▶ **Raw records**:
Begin

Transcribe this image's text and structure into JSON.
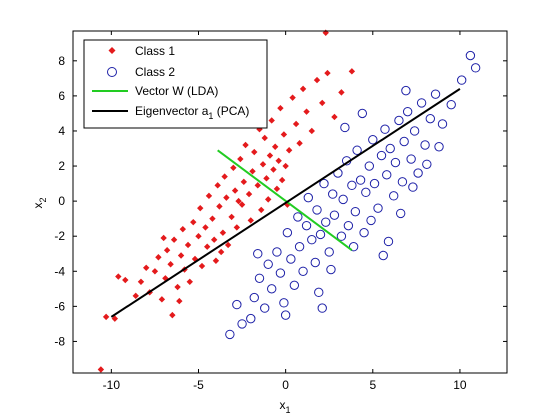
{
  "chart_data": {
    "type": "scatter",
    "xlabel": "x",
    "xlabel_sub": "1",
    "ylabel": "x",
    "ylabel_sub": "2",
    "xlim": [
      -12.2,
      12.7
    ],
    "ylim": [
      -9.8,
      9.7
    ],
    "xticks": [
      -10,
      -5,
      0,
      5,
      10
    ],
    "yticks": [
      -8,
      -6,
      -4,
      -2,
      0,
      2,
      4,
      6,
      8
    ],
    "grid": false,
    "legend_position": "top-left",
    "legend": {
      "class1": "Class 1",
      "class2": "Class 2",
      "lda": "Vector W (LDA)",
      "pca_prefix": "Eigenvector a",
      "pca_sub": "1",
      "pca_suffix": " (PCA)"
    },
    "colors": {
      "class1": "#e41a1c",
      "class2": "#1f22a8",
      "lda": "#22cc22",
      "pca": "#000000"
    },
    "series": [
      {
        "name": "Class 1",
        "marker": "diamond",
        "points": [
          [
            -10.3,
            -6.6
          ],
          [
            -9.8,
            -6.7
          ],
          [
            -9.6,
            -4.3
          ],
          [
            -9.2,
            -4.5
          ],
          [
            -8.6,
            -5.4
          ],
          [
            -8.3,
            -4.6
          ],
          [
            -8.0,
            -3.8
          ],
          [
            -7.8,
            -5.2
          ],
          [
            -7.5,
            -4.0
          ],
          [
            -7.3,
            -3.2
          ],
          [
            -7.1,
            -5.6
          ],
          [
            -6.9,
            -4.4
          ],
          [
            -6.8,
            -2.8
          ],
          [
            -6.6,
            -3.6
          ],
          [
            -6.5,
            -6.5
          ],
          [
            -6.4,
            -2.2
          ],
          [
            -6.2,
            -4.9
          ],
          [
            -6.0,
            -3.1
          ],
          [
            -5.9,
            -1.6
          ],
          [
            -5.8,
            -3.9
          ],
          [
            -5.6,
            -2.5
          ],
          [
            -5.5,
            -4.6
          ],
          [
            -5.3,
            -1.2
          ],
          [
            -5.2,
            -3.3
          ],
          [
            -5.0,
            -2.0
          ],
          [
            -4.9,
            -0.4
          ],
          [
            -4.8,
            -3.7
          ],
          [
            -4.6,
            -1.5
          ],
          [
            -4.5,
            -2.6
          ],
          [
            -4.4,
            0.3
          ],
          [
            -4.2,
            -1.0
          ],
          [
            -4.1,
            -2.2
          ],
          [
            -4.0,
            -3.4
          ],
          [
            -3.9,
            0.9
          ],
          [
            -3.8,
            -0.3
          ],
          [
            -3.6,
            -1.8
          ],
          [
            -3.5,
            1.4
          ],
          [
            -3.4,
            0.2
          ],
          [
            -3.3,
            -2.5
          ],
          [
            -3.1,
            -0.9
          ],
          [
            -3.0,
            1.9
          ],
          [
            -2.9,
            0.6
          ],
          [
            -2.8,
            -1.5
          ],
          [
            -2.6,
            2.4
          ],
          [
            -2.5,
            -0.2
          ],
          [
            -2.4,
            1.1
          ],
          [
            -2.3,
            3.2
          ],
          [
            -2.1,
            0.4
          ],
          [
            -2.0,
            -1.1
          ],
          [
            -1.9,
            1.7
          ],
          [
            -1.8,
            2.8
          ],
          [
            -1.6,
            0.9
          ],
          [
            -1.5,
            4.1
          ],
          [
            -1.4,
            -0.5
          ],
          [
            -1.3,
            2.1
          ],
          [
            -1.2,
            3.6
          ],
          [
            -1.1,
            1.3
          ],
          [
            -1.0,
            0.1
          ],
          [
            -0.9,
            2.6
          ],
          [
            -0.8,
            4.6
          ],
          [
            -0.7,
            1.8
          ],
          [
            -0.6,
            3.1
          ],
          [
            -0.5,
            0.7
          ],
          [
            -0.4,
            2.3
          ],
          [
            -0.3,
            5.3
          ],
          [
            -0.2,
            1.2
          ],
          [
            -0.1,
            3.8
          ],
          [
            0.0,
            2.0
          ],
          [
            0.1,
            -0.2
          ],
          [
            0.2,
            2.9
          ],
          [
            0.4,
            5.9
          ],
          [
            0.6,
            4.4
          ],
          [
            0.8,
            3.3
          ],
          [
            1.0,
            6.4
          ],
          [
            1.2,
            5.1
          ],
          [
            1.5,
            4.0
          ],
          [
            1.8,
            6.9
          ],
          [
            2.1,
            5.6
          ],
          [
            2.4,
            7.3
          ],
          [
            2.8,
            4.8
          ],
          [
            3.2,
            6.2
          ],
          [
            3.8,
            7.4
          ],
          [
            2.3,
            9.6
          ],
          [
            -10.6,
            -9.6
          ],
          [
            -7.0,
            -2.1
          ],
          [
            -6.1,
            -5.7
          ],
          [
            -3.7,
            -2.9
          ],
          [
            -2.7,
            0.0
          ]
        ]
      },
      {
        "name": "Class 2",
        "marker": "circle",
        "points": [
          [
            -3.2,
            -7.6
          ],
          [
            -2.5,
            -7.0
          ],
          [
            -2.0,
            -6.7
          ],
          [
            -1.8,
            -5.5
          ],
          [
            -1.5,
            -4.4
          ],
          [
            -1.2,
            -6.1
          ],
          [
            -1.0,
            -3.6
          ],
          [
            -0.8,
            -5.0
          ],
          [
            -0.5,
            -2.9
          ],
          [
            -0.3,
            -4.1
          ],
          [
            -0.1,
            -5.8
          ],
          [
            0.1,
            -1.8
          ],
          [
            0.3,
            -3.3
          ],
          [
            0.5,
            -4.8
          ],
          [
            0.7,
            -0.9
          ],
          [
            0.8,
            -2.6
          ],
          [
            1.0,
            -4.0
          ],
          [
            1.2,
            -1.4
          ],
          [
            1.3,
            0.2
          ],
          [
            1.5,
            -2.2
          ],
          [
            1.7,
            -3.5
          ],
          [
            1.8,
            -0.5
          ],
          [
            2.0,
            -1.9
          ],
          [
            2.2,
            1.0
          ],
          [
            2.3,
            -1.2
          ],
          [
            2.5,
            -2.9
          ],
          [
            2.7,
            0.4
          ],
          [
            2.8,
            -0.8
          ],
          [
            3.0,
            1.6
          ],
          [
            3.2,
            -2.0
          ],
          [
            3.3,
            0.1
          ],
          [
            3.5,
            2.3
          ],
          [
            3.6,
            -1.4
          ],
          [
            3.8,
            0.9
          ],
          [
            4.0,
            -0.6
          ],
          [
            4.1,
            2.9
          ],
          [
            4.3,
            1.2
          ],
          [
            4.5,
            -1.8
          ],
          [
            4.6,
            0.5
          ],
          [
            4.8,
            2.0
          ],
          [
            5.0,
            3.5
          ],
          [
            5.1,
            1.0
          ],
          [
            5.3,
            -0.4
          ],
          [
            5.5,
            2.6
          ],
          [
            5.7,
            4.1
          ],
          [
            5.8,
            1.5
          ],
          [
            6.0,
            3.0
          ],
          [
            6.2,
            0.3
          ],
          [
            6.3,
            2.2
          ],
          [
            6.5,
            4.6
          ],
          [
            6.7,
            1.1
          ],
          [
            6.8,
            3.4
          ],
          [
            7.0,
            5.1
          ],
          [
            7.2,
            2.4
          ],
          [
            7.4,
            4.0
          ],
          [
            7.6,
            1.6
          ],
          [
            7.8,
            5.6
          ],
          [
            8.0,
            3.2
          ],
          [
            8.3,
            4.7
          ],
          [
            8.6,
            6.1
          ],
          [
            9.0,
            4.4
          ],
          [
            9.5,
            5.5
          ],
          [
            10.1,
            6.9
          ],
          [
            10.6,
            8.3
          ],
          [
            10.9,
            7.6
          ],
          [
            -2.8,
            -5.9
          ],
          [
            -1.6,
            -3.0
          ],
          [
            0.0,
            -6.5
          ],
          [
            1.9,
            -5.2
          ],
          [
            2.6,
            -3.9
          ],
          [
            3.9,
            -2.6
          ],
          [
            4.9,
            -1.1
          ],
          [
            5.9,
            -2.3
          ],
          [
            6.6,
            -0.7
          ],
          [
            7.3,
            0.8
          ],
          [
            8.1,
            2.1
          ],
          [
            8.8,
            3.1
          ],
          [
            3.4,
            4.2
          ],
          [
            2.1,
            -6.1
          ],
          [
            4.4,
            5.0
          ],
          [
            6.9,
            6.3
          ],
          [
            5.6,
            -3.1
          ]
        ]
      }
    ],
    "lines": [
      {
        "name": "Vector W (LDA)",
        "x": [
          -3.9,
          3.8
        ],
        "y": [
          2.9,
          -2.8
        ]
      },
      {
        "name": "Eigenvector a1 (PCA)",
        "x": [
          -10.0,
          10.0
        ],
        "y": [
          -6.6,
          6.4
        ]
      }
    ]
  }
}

End
Begin

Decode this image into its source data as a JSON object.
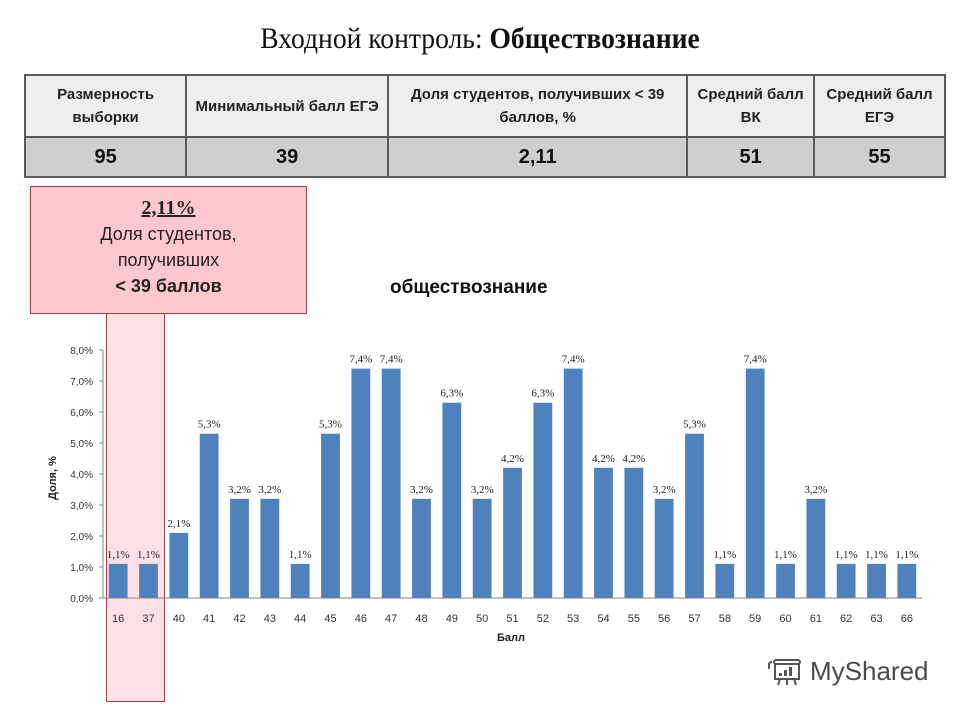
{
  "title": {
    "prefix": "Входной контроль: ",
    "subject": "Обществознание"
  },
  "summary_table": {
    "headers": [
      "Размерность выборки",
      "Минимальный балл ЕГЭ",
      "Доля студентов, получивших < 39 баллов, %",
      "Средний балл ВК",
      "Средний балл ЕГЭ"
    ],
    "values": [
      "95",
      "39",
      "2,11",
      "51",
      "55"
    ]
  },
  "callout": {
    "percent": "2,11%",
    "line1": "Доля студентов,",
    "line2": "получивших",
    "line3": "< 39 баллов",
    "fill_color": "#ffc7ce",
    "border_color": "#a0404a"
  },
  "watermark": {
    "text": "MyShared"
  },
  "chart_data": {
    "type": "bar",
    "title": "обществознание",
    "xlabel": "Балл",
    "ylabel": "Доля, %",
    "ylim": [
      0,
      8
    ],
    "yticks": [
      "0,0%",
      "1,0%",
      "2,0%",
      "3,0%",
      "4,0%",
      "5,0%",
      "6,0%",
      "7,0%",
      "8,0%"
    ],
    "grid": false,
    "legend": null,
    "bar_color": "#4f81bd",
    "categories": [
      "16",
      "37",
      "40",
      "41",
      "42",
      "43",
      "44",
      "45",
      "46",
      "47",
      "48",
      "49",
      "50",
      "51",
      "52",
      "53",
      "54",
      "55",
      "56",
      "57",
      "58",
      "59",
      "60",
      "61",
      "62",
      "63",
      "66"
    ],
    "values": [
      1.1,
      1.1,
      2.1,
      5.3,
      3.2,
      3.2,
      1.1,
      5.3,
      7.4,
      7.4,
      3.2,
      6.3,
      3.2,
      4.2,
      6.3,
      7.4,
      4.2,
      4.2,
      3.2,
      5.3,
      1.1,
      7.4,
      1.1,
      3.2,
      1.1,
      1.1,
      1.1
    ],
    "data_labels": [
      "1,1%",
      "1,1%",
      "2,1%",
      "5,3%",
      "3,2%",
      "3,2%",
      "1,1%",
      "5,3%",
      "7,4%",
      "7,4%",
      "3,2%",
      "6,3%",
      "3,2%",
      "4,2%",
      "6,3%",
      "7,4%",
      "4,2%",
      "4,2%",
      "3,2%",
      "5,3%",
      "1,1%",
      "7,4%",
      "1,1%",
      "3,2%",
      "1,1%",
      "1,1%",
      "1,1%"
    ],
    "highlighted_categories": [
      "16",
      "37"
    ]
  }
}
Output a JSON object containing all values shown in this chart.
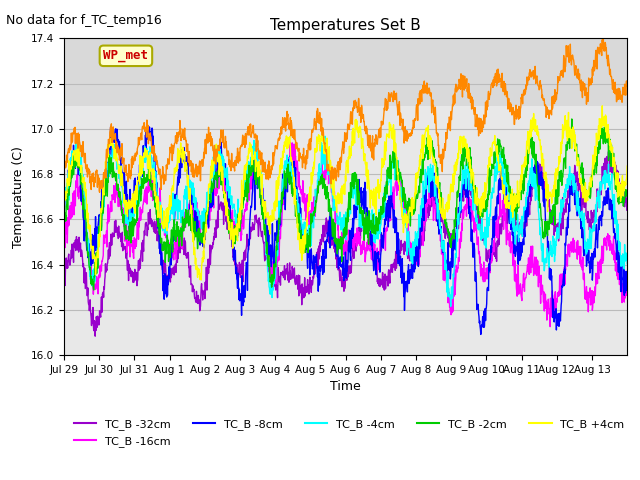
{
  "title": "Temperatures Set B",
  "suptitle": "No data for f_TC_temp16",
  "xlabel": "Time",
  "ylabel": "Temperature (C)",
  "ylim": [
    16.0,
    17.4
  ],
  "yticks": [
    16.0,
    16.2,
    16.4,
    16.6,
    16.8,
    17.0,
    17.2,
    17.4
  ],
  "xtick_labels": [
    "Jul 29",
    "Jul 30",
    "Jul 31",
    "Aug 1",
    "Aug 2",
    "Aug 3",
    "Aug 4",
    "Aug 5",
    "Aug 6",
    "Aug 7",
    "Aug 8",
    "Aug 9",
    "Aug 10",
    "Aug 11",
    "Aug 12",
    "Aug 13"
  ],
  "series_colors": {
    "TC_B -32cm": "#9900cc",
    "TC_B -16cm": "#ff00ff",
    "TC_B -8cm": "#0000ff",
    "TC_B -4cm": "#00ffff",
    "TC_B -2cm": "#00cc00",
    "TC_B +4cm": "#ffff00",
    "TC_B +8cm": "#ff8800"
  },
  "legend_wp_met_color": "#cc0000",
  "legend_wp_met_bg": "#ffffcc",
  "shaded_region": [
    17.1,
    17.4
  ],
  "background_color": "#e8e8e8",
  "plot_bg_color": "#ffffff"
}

End
Begin

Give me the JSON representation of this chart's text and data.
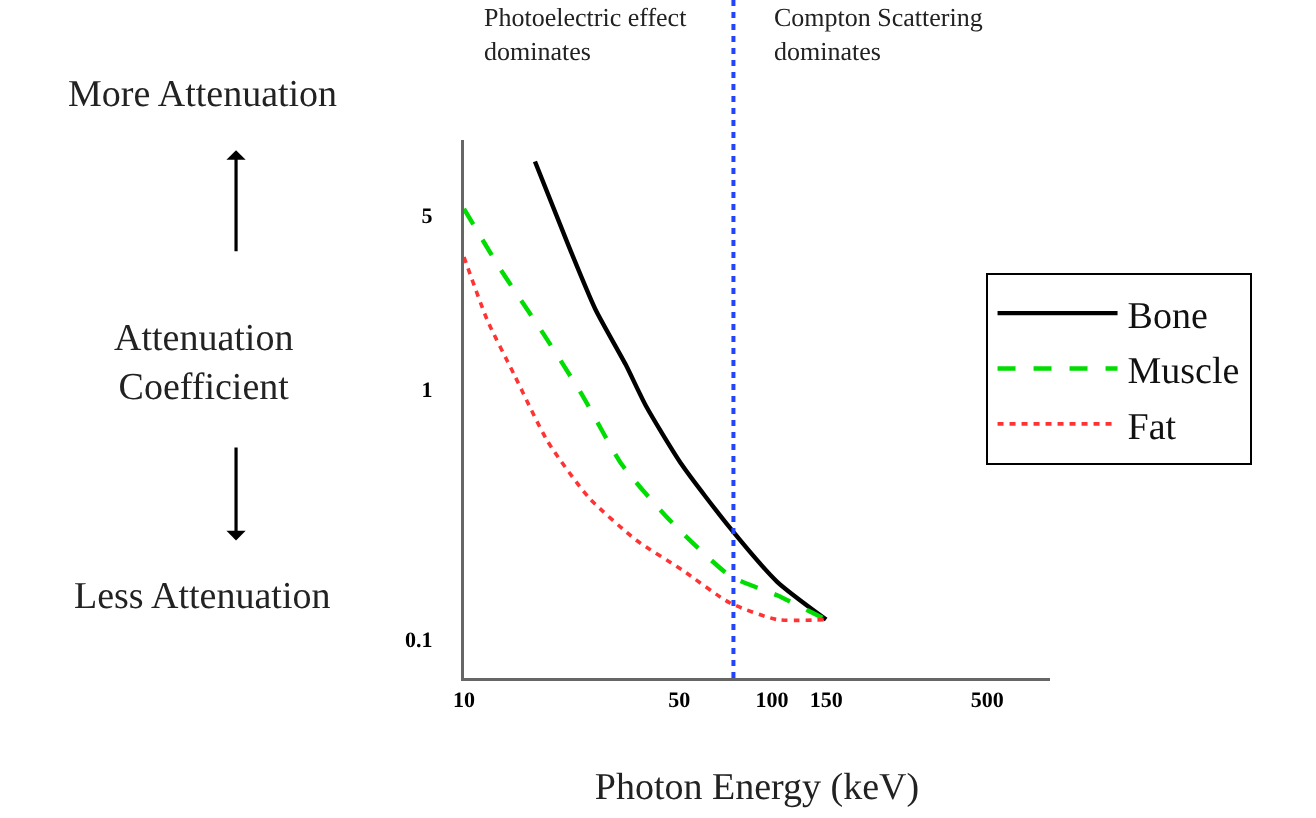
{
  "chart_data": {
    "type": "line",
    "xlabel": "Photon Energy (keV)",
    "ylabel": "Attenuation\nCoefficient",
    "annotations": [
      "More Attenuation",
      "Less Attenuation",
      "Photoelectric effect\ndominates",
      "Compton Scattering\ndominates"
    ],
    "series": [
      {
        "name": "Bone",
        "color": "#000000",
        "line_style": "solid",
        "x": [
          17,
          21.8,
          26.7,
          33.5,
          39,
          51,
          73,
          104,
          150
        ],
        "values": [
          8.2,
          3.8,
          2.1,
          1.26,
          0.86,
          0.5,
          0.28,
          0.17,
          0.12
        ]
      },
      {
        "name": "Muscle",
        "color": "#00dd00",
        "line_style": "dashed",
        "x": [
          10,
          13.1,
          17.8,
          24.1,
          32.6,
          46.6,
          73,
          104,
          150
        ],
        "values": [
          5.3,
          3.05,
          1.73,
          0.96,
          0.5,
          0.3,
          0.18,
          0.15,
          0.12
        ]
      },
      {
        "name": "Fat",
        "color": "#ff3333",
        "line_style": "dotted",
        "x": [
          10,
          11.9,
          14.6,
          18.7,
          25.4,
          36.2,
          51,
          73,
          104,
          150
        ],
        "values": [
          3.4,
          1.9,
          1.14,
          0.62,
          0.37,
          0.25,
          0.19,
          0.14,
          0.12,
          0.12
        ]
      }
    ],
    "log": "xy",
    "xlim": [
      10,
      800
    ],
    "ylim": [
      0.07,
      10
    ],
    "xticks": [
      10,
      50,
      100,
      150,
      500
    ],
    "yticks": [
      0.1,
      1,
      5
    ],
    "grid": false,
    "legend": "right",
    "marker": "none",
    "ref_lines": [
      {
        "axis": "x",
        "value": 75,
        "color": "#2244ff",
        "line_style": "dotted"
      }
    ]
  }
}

End

▶ **TASK**: Search the data for "Доля". Copy every line that has it.

▶ **TASK RESPONSE**:
      "Доля студентов, получивших < 39 баллов, %",
    "line1": "Доля студентов,",
    "ylabel": "Доля, %",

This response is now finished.